Quoted passage:
You can see that as training progresses, performance over the validation dataset stops improving as much. If we continue to train, we risk achieving so-called overfitting. This is what happens when our model learns the training data "too much" and starts forgetting about generic features that are required when dealing with unseen data (which is the case with the validation data). This is something that we must be careful about in practice as it can prevent us from applying our model on actual real world problems.

In [None]:
# After we have fully trained our model,
# we can let it run over the test data and check the results that we receive

test_loss, test_acc = perform_epoch_iteration(model, test_dataloader, criterion, None, True)
print(f'Test Loss: {test_loss:.3f} | Test Acc: {test_acc*100:.2f}%')

## Part IV: Pre-trained embeddings

In recent years, pre-trained embeddings have emerged as a very powerful tool for quickly optimizing the training process. When you define an embedding layer simply as it is, its weights are initialized _randomly_. This means that in order to learn which words are contextually close to one another, we must train the model from scratch, often for long periods of time. To overcome this limitation, pre-trained embeddings come to life. If we simply replace the randomly initialized embeddings with ones that have already been trained in another model, than surely we can gain some benefits, at least time wise. 

There are many pre-trained vectors and embeddings ones out there. As a starting point, you are advised to use GloVe which come built in the TorchText library. They can be accessed using the `vectors` argument during building the vocabulary. The most commonly used GloVe vectors are `glove.6B.300d` meaning that they have been trained on 6 billion tokens and have dimensionality of 300.

In [None]:
# Let's build a new vocabulary, this time using pre-trained vectors
pretr_vocab = build_vocabulary(data_counter, vectors='glove.6B.300d')

In [None]:
# Build dataloaders, this time using the new vocabulary
pretr_train_dataloader, pretr_valid_dataloader, pretr_test_dataloader = \
    get_dataloaders(BATCH_SIZE, pretr_vocab, tokenizer)

In [None]:
# We define a new SentimentAnalysisModel, this time using pretrained embeddings
pretr_model = SentimentAnalysisModel(
    INPUT_DIMENSION,
    EMBEDDING_DIMENSION, 
    OUTPUT_DIMENSION,
    pretr_embeddings=pretr_vocab.vectors).to(device)

pretr_optimizer = torch.optim.Adam(pretr_model.parameters())
pretr_criterion = nn.BCEWithLogitsLoss().to(device)

In [None]:
# Train the new model with pre-trained embeddings
(pretr_train_losses, pretr_train_accuracies, 
 pretr_valid_losses, pretr_valid_accuracies) = train_model(
    pretr_model,
    pretr_train_dataloader,
    pretr_valid_dataloader,
    pretr_criterion,
    pretr_optimizer,
    N_EPOCHS)

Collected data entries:
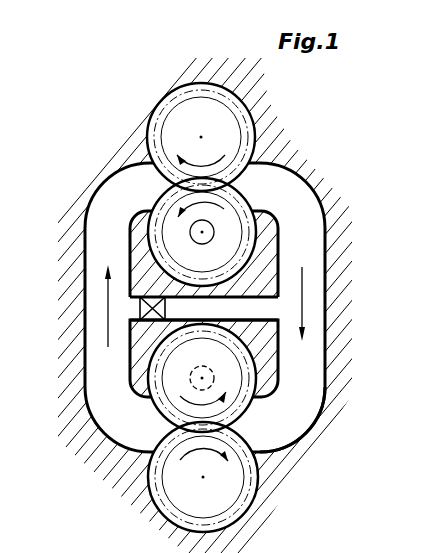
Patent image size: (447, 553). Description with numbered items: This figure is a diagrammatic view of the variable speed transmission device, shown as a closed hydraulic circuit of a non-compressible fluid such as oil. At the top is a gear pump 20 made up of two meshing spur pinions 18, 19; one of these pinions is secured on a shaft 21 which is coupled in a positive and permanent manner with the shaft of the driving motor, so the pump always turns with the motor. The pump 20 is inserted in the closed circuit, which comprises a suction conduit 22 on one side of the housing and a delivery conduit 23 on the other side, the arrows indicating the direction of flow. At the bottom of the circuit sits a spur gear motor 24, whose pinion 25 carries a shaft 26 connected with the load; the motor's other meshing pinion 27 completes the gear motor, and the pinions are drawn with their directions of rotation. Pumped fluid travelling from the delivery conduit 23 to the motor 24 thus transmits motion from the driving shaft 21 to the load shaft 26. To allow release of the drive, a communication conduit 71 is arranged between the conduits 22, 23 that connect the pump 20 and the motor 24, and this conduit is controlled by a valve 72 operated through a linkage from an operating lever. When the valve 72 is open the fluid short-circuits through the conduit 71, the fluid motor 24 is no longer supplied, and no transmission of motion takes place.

The spur pinion 18 is at (240, 233).
The spur pinion 19 is at (252, 106).
The gear pump 20 is at (262, 141).
The shaft 21 is at (213, 228).
The suction conduit 22 is at (97, 281).
The delivery conduit 23 is at (303, 247).
The spur gear motor 24 is at (257, 449).
The pinion 25 is at (240, 361).
The shaft 26 is at (218, 378).
The lower roller 27 is at (237, 490).
The communication conduit 71 is at (259, 307).
The valve 72 is at (140, 307).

Set problem 1:
According to the passage on pre-trained embeddings, what does the name `glove.6B.300d` indicate about those vectors?
Set problem 2:
In the listing of figure entries, switch "diagrammatic view" to "schematic view" and reproduce the listing otherwise unchanged, leaving out the pictures.
The text and the listing come from unrelated sources.

Written answer 1:
They were trained on 6 billion tokens and have a dimensionality of 300.

Written answer 2:
Patent image size: (447, 553). Description with numbered items: This figure is a schematic view of the variable speed transmission device, shown as a closed hydraulic circuit of a non-compressible fluid such as oil. At the top is a gear pump 20 made up of two meshing spur pinions 18, 19; one of these pinions is secured on a shaft 21 which is coupled in a positive and permanent manner with the shaft of the driving motor, so the pump always turns with the motor. The pump 20 is inserted in the closed circuit, which comprises a suction conduit 22 on one side of the housing and a delivery conduit 23 on the other side, the arrows indicating the direction of flow. At the bottom of the circuit sits a spur gear motor 24, whose pinion 25 carries a shaft 26 connected with the load; the motor's other meshing pinion 27 completes the gear motor, and the pinions are drawn with their directions of rotation. Pumped fluid travelling from the delivery conduit 23 to the motor 24 thus transmits motion from the driving shaft 21 to the load shaft 26. To allow release of the drive, a communication conduit 71 is arranged between the conduits 22, 23 that connect the pump 20 and the motor 24, and this conduit is controlled by a valve 72 operated through a linkage from an operating lever. When the valve 72 is open the fluid short-circuits through the conduit 71, the fluid motor 24 is no longer supplied, and no transmission of motion takes place.

The spur pinion 18 is at (240, 233).
The spur pinion 19 is at (252, 106).
The gear pump 20 is at (262, 141).
The shaft 21 is at (213, 228).
The suction conduit 22 is at (97, 281).
The delivery conduit 23 is at (303, 247).
The spur gear motor 24 is at (257, 449).
The pinion 25 is at (240, 361).
The shaft 26 is at (218, 378).
The lower roller 27 is at (237, 490).
The communication conduit 71 is at (259, 307).
The valve 72 is at (140, 307).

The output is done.